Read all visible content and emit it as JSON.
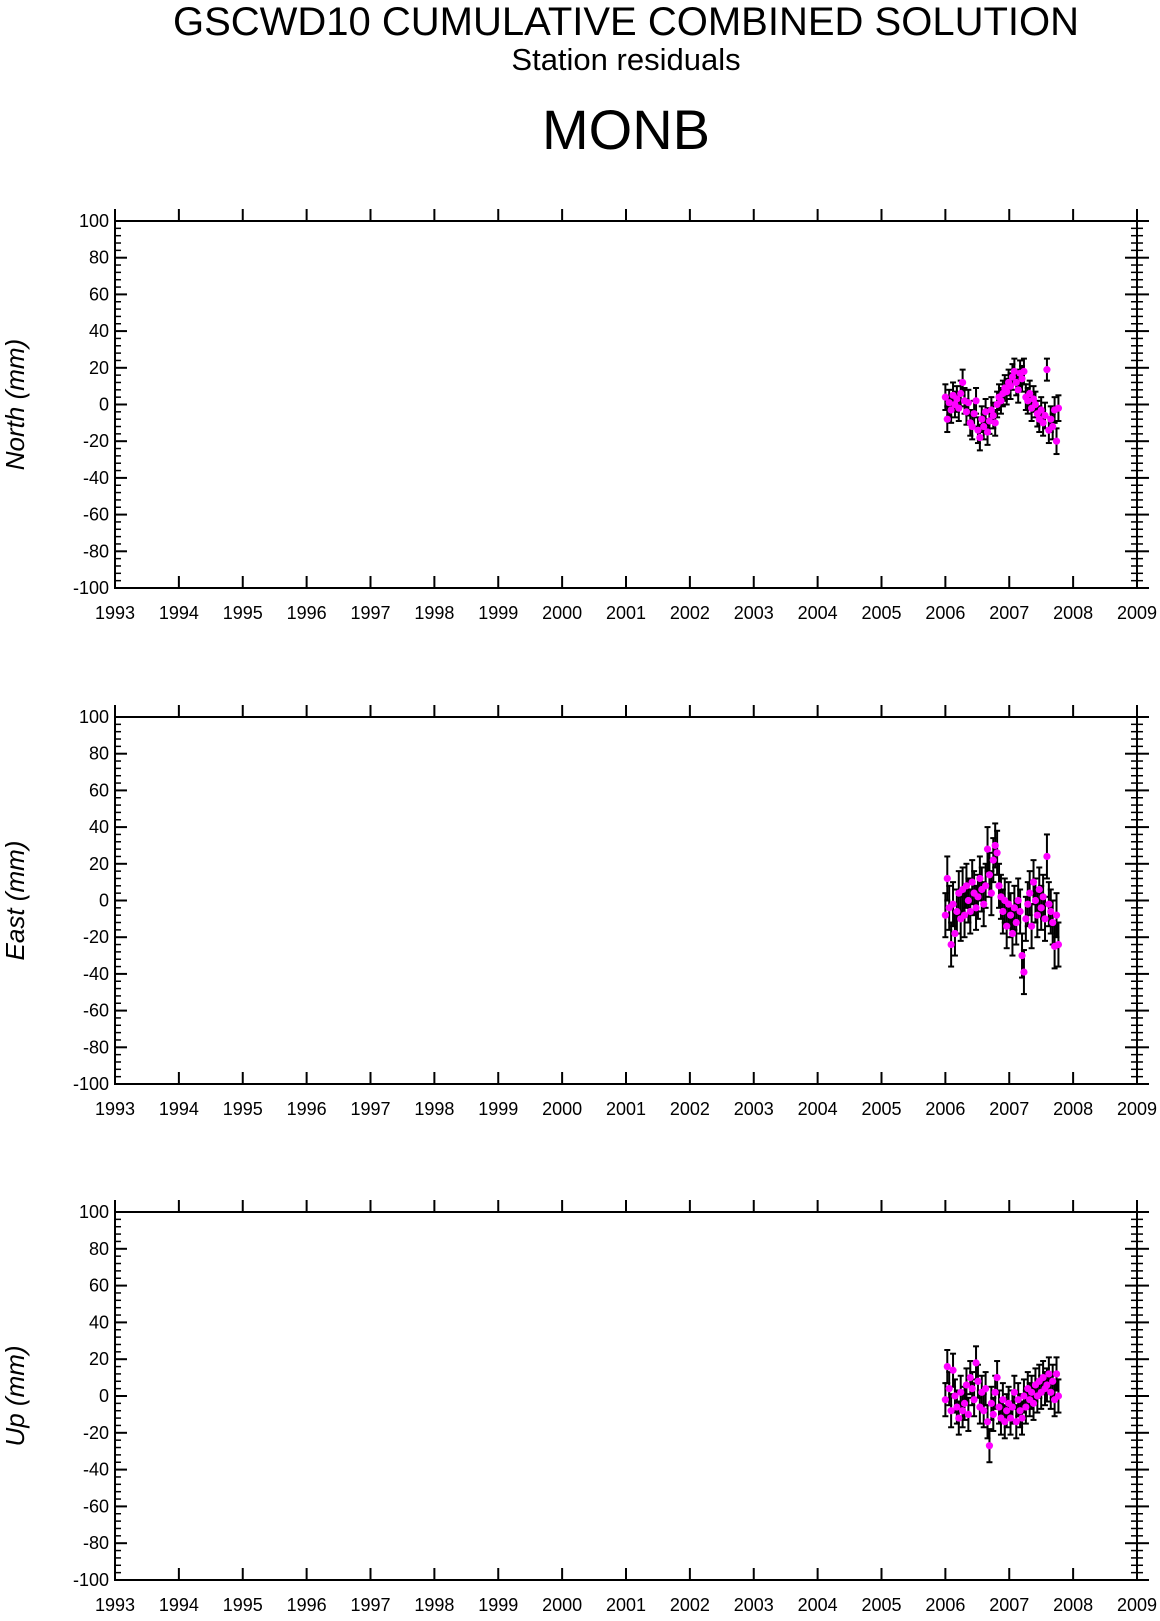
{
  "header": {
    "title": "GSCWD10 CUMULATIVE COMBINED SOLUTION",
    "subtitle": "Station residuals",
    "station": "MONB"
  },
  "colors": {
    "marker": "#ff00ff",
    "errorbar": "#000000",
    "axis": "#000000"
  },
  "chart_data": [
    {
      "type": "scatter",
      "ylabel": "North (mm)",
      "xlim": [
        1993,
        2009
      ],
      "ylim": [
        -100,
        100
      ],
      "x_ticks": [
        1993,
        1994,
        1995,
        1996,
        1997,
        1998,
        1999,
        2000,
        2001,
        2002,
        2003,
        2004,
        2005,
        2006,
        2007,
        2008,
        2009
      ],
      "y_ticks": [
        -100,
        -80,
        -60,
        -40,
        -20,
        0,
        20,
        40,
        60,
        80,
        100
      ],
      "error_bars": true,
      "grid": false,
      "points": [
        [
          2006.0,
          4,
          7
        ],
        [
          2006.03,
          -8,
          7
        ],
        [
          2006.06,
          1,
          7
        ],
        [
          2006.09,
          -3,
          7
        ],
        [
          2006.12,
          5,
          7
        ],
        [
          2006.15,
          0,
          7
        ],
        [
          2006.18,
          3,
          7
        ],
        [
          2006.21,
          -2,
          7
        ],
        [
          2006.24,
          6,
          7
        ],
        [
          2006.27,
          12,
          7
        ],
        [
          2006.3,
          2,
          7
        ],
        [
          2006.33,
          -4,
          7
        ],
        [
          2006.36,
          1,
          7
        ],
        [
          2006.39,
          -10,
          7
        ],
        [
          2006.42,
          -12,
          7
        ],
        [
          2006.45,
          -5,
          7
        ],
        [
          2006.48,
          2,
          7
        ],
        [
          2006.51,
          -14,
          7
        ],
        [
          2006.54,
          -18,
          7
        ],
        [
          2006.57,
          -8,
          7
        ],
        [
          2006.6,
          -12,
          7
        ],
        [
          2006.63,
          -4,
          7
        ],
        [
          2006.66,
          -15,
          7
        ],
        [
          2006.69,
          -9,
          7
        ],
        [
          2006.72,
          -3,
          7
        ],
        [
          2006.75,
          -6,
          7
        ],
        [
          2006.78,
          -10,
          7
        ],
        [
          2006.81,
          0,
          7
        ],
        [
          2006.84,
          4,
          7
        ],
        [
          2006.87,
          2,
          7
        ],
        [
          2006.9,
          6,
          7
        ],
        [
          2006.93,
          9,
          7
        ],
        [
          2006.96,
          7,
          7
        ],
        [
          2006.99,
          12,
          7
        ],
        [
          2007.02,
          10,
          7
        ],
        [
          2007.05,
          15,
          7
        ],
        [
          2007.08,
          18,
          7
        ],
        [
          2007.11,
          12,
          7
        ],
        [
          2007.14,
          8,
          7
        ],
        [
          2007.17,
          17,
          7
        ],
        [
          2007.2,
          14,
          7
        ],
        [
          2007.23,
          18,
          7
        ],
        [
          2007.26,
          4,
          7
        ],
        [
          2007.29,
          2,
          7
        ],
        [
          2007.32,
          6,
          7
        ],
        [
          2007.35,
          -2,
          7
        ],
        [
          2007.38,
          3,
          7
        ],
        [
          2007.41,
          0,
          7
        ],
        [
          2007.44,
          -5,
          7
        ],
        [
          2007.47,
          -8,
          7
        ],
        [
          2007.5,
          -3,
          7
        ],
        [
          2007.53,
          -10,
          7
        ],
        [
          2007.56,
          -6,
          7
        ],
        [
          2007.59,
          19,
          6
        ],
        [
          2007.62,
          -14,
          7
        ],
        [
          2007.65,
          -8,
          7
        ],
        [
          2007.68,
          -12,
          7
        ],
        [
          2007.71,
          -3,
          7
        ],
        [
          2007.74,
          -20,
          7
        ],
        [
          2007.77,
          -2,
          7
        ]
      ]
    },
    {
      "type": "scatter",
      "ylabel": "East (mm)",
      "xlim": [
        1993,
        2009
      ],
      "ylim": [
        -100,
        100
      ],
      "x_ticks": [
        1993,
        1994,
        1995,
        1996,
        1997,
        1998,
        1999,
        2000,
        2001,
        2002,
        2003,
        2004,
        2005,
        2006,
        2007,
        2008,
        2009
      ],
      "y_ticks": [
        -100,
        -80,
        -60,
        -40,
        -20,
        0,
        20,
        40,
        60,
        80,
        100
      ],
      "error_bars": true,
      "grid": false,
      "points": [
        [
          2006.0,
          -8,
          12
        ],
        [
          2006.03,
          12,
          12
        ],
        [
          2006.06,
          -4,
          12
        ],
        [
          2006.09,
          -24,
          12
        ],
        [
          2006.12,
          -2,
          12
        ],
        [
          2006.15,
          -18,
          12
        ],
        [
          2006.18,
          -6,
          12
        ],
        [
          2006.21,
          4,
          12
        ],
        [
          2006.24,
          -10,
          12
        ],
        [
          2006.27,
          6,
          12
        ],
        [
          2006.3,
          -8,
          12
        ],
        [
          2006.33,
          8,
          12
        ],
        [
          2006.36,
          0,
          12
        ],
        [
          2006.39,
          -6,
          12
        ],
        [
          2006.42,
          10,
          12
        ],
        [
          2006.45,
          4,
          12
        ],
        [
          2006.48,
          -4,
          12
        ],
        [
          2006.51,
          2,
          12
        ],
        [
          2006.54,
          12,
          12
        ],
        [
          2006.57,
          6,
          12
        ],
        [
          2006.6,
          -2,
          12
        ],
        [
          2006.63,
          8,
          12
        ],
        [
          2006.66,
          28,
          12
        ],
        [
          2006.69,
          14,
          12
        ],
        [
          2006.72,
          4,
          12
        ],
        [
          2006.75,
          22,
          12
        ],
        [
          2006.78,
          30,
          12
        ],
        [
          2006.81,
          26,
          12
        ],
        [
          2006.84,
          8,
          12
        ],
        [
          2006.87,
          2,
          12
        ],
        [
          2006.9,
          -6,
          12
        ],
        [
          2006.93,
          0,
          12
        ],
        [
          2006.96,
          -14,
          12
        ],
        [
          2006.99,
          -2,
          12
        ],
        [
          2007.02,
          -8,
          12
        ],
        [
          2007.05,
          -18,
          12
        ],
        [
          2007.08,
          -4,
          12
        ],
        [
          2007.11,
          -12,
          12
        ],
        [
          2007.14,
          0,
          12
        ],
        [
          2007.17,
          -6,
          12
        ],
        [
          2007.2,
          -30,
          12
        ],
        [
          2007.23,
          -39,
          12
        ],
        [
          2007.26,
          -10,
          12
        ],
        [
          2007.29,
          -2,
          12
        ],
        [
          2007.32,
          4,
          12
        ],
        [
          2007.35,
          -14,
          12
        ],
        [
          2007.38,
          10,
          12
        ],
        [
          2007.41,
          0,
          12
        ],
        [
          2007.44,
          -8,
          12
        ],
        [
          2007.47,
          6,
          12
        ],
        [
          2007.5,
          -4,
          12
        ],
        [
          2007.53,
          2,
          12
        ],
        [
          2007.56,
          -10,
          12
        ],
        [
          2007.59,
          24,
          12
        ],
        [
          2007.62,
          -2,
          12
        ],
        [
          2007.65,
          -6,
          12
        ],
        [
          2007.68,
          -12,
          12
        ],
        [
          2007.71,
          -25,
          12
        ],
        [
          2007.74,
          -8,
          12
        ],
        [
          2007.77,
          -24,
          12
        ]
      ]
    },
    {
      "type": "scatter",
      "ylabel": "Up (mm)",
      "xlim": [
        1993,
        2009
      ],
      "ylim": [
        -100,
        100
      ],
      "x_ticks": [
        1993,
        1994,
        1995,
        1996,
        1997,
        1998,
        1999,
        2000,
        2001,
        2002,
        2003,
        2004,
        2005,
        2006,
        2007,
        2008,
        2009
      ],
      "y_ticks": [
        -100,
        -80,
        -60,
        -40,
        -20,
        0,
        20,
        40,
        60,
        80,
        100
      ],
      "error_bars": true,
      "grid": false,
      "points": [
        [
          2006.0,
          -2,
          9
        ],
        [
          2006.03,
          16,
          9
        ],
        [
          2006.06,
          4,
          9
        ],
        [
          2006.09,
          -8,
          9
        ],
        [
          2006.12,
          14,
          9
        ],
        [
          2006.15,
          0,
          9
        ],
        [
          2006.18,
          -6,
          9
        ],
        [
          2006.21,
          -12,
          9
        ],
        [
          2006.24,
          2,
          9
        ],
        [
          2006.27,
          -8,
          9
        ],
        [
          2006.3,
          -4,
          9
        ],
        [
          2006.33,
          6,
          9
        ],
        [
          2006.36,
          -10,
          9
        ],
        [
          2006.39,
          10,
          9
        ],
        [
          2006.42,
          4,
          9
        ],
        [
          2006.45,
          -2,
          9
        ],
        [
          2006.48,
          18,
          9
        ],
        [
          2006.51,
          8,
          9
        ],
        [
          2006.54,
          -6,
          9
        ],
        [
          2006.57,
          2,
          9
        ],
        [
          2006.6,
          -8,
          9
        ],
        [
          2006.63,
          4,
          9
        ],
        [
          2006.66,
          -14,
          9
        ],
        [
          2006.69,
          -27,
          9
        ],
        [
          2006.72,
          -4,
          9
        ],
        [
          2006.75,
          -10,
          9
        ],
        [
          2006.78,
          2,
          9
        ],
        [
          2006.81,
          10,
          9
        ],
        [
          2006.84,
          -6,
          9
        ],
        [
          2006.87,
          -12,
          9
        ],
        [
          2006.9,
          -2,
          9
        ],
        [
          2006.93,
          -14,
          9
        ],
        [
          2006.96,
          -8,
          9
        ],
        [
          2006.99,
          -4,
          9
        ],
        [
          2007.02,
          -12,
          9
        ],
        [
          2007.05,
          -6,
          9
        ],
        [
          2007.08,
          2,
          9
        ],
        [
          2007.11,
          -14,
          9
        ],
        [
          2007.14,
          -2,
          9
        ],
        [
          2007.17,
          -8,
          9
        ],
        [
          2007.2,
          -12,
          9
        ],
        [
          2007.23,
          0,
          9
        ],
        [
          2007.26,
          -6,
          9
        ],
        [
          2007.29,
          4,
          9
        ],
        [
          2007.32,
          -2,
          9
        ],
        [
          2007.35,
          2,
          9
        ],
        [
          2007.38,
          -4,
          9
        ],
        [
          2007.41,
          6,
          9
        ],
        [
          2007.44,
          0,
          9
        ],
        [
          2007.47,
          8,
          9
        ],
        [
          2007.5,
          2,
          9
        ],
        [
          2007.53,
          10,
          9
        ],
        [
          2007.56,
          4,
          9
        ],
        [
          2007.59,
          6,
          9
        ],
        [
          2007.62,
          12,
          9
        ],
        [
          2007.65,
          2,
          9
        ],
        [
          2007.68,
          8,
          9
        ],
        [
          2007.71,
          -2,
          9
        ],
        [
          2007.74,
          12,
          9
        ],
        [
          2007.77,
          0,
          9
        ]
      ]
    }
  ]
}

_ _ _ _

Pick out the lines above that hold the string "ylabel" and show them.

      "ylabel": "North (mm)",
      "ylabel": "East (mm)",
      "ylabel": "Up (mm)",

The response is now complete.